(Stored dataset items)
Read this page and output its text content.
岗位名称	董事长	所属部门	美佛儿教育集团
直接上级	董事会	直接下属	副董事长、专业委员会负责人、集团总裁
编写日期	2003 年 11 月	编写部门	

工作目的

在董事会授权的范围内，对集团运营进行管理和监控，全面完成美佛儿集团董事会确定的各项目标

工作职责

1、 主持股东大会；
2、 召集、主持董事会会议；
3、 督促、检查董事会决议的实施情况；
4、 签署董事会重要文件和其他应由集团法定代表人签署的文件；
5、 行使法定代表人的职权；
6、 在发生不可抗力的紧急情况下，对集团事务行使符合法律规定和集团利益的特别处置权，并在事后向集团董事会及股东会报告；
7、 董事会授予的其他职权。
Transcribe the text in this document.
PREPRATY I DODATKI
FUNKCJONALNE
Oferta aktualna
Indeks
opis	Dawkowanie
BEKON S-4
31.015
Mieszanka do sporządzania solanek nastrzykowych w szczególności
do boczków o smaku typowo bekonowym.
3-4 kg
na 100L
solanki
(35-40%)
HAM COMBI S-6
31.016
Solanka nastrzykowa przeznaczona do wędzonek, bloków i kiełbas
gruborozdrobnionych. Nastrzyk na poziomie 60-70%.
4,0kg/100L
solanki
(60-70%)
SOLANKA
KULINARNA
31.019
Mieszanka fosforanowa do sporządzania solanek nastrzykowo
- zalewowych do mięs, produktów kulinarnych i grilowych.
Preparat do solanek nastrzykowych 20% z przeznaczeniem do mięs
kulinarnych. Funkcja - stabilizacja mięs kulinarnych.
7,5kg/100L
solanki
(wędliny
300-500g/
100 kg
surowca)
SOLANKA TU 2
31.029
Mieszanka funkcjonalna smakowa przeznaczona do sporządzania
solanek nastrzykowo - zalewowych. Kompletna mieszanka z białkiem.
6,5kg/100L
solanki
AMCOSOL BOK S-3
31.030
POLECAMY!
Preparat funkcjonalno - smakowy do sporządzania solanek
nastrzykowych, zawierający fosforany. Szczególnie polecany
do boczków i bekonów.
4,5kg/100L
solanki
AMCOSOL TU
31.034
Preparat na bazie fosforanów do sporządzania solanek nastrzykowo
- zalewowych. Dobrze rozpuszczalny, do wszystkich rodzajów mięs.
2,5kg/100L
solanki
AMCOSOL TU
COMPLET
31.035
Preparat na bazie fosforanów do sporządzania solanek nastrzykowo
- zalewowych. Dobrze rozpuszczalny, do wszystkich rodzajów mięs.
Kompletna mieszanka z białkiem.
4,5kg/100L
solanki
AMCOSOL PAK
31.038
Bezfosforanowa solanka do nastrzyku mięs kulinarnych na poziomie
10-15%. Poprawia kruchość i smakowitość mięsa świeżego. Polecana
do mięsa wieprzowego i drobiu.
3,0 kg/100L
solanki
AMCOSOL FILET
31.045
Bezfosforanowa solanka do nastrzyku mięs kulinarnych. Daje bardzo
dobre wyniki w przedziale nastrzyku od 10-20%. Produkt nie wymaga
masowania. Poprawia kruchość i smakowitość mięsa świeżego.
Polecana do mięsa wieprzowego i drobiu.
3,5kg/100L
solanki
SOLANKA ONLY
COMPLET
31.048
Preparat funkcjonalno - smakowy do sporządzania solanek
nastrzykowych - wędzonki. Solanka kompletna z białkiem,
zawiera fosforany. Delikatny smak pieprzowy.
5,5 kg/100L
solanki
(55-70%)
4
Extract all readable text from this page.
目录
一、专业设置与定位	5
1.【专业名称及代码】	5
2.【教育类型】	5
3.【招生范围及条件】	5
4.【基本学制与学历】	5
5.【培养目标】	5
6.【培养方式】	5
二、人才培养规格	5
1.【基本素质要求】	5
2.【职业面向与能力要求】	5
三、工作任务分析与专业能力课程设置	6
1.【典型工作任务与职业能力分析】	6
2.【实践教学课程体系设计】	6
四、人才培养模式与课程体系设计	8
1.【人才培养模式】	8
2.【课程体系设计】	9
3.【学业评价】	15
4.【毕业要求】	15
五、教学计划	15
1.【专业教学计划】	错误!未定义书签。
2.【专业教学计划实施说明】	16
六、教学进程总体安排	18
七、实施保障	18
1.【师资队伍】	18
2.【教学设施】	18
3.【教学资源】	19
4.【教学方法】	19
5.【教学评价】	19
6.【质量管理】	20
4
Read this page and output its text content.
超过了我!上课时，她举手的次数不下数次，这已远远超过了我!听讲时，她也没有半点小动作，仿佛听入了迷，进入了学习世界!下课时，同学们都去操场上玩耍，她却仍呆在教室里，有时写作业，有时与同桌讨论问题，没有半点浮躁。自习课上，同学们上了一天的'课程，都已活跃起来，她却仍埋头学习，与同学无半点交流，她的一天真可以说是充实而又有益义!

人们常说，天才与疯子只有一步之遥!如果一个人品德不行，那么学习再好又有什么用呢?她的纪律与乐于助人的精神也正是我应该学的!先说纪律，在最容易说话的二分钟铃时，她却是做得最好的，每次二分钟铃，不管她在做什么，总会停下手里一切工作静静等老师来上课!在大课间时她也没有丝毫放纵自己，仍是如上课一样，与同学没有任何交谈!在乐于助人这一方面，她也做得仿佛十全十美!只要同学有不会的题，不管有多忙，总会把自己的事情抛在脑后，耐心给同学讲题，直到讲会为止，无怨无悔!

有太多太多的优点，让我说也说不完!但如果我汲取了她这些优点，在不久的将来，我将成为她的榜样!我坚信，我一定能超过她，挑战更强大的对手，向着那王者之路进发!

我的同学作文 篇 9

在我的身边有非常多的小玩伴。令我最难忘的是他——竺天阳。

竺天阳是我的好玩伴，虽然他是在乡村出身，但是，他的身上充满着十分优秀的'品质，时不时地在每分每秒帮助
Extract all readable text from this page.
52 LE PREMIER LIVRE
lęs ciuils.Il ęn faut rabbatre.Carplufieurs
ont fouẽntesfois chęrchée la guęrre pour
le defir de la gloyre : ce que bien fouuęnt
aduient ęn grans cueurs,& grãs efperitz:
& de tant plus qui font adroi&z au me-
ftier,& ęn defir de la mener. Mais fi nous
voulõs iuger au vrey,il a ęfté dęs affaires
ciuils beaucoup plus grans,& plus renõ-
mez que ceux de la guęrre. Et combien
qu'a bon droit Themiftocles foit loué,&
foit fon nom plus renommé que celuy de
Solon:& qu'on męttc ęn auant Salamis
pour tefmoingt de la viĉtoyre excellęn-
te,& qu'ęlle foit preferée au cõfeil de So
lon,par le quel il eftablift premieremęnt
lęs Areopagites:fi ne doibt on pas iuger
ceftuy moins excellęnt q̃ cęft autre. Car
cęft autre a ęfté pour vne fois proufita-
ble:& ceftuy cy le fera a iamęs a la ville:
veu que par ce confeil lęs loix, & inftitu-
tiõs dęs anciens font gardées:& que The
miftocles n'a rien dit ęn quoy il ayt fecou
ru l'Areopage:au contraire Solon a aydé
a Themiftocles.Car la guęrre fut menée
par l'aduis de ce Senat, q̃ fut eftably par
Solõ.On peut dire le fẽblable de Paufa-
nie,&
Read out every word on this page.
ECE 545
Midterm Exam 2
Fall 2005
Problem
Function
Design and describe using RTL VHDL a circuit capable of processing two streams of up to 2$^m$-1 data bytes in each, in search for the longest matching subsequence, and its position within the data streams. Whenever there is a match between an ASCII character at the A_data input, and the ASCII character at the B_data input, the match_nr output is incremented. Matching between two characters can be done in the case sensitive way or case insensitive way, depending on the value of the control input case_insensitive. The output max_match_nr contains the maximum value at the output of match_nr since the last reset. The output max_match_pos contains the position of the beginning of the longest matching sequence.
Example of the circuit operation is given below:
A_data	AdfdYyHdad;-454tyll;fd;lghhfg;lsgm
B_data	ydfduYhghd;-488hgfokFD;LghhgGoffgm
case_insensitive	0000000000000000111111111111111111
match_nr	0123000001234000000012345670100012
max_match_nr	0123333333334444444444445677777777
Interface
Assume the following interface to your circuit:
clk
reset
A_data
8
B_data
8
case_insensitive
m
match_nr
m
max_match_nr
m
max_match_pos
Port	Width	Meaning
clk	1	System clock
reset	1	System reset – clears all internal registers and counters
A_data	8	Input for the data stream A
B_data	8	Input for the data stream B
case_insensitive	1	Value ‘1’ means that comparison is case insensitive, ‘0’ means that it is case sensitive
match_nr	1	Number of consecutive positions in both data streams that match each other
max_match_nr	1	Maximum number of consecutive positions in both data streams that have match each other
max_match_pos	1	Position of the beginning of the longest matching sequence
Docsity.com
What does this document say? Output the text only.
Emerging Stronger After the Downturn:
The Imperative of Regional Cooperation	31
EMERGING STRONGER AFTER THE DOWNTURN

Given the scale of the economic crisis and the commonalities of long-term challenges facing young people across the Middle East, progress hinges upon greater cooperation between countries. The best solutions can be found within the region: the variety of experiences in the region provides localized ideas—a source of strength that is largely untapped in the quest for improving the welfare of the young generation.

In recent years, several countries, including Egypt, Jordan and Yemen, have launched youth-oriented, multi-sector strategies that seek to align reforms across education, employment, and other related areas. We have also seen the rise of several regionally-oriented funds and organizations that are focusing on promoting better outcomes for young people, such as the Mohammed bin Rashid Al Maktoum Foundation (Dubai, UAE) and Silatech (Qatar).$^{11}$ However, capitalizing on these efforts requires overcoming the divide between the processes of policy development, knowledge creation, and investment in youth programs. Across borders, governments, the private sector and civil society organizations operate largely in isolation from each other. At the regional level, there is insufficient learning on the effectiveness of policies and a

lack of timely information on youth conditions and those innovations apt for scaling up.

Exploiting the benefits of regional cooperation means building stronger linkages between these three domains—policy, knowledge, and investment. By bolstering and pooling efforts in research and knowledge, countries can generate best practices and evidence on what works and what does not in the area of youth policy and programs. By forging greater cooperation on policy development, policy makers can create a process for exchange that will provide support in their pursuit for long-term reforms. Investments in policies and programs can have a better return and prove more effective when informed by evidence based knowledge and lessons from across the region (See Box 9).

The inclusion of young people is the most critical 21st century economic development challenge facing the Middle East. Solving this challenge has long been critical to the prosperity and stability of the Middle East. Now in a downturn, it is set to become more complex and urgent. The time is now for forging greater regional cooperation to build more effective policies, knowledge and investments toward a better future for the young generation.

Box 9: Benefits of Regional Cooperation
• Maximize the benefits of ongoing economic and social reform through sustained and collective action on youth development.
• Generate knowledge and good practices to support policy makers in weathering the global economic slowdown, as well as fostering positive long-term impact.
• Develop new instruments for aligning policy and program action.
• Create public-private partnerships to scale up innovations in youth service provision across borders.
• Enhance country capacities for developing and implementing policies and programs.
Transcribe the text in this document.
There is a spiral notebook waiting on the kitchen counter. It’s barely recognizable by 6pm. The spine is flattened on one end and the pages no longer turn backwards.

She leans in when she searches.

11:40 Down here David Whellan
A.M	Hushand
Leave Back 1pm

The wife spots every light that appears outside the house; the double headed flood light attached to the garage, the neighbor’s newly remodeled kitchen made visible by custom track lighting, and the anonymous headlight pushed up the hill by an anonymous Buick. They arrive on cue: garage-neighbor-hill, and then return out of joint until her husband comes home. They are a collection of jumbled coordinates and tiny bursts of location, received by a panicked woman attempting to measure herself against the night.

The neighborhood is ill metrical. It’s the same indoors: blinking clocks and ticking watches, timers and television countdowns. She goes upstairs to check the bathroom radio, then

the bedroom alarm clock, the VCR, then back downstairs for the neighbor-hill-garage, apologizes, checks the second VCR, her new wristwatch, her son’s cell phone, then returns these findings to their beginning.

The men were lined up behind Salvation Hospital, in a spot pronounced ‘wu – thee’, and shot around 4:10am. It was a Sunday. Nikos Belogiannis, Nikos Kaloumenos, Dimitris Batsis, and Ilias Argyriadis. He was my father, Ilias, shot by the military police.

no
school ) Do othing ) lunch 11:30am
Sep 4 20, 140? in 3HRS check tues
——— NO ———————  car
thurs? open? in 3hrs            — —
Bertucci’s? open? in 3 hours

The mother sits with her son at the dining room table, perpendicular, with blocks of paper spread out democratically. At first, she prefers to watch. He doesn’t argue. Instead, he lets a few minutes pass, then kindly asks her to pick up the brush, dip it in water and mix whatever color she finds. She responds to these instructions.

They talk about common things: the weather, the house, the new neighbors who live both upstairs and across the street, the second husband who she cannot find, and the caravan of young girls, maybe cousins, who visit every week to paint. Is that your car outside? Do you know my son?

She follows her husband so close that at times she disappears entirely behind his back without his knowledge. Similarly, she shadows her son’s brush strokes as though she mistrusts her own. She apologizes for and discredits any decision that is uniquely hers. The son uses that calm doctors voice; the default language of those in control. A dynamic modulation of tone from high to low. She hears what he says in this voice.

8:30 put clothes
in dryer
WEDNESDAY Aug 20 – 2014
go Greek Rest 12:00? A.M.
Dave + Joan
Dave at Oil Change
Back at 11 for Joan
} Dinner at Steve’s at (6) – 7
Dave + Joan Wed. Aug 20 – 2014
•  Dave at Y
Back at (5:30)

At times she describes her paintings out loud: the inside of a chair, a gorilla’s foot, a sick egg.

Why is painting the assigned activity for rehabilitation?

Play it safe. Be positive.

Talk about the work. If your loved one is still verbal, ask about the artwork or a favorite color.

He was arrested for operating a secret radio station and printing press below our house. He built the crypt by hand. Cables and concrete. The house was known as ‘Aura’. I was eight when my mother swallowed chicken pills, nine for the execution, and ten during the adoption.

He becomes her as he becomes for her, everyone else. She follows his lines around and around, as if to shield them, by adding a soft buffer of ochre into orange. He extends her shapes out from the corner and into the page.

Goal: Of the lines in the material, how many contain the word "ceftuy"? Reply with the number and nothing else.

The result: 2